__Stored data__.
[START]
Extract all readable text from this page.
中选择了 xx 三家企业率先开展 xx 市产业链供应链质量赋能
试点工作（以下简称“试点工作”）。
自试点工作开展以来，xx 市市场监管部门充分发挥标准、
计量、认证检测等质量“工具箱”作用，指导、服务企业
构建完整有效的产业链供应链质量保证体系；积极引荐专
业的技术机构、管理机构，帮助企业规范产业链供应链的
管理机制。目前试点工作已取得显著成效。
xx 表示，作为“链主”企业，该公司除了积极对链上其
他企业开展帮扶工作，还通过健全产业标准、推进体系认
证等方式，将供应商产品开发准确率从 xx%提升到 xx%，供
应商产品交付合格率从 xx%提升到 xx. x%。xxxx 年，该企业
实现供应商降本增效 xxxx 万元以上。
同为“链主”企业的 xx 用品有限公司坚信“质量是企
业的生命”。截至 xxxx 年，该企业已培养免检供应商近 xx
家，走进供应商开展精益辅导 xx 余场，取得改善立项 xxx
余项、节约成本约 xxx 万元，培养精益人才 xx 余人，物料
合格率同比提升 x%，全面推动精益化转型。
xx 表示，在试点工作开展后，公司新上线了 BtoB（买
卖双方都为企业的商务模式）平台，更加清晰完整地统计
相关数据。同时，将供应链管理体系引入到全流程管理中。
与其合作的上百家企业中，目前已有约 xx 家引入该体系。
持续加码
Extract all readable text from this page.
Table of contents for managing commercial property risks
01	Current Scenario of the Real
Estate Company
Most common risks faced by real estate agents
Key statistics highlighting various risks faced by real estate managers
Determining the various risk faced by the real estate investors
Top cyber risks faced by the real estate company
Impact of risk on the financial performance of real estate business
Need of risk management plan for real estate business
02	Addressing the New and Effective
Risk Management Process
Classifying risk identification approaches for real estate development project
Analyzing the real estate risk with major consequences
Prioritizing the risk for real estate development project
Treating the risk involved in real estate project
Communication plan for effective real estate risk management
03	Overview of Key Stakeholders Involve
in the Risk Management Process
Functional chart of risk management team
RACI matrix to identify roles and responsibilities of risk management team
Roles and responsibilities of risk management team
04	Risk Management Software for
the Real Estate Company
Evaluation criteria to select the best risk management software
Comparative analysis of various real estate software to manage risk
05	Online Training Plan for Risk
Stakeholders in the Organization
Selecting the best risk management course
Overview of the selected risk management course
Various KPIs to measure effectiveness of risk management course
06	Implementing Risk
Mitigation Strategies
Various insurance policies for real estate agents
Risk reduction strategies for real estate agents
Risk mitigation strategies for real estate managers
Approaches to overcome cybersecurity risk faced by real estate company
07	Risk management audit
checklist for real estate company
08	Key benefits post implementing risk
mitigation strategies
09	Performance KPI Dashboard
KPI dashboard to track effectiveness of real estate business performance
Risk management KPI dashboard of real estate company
[END]
__TO BE DONE__. Your task is to repeat every entry exactly.

__THE SOLUTION__.
Extract all readable text from this page.
中选择了 xx 三家企业率先开展 xx 市产业链供应链质量赋能
试点工作（以下简称“试点工作”）。
自试点工作开展以来，xx 市市场监管部门充分发挥标准、
计量、认证检测等质量“工具箱”作用，指导、服务企业
构建完整有效的产业链供应链质量保证体系；积极引荐专
业的技术机构、管理机构，帮助企业规范产业链供应链的
管理机制。目前试点工作已取得显著成效。
xx 表示，作为“链主”企业，该公司除了积极对链上其
他企业开展帮扶工作，还通过健全产业标准、推进体系认
证等方式，将供应商产品开发准确率从 xx%提升到 xx%，供
应商产品交付合格率从 xx%提升到 xx. x%。xxxx 年，该企业
实现供应商降本增效 xxxx 万元以上。
同为“链主”企业的 xx 用品有限公司坚信“质量是企
业的生命”。截至 xxxx 年，该企业已培养免检供应商近 xx
家，走进供应商开展精益辅导 xx 余场，取得改善立项 xxx
余项、节约成本约 xxx 万元，培养精益人才 xx 余人，物料
合格率同比提升 x%，全面推动精益化转型。
xx 表示，在试点工作开展后，公司新上线了 BtoB（买
卖双方都为企业的商务模式）平台，更加清晰完整地统计
相关数据。同时，将供应链管理体系引入到全流程管理中。
与其合作的上百家企业中，目前已有约 xx 家引入该体系。
持续加码
Extract all readable text from this page.
Table of contents for managing commercial property risks
01	Current Scenario of the Real
Estate Company
Most common risks faced by real estate agents
Key statistics highlighting various risks faced by real estate managers
Determining the various risk faced by the real estate investors
Top cyber risks faced by the real estate company
Impact of risk on the financial performance of real estate business
Need of risk management plan for real estate business
02	Addressing the New and Effective
Risk Management Process
Classifying risk identification approaches for real estate development project
Analyzing the real estate risk with major consequences
Prioritizing the risk for real estate development project
Treating the risk involved in real estate project
Communication plan for effective real estate risk management
03	Overview of Key Stakeholders Involve
in the Risk Management Process
Functional chart of risk management team
RACI matrix to identify roles and responsibilities of risk management team
Roles and responsibilities of risk management team
04	Risk Management Software for
the Real Estate Company
Evaluation criteria to select the best risk management software
Comparative analysis of various real estate software to manage risk
05	Online Training Plan for Risk
Stakeholders in the Organization
Selecting the best risk management course
Overview of the selected risk management course
Various KPIs to measure effectiveness of risk management course
06	Implementing Risk
Mitigation Strategies
Various insurance policies for real estate agents
Risk reduction strategies for real estate agents
Risk mitigation strategies for real estate managers
Approaches to overcome cybersecurity risk faced by real estate company
07	Risk management audit
checklist for real estate company
08	Key benefits post implementing risk
mitigation strategies
09	Performance KPI Dashboard
KPI dashboard to track effectiveness of real estate business performance
Risk management KPI dashboard of real estate company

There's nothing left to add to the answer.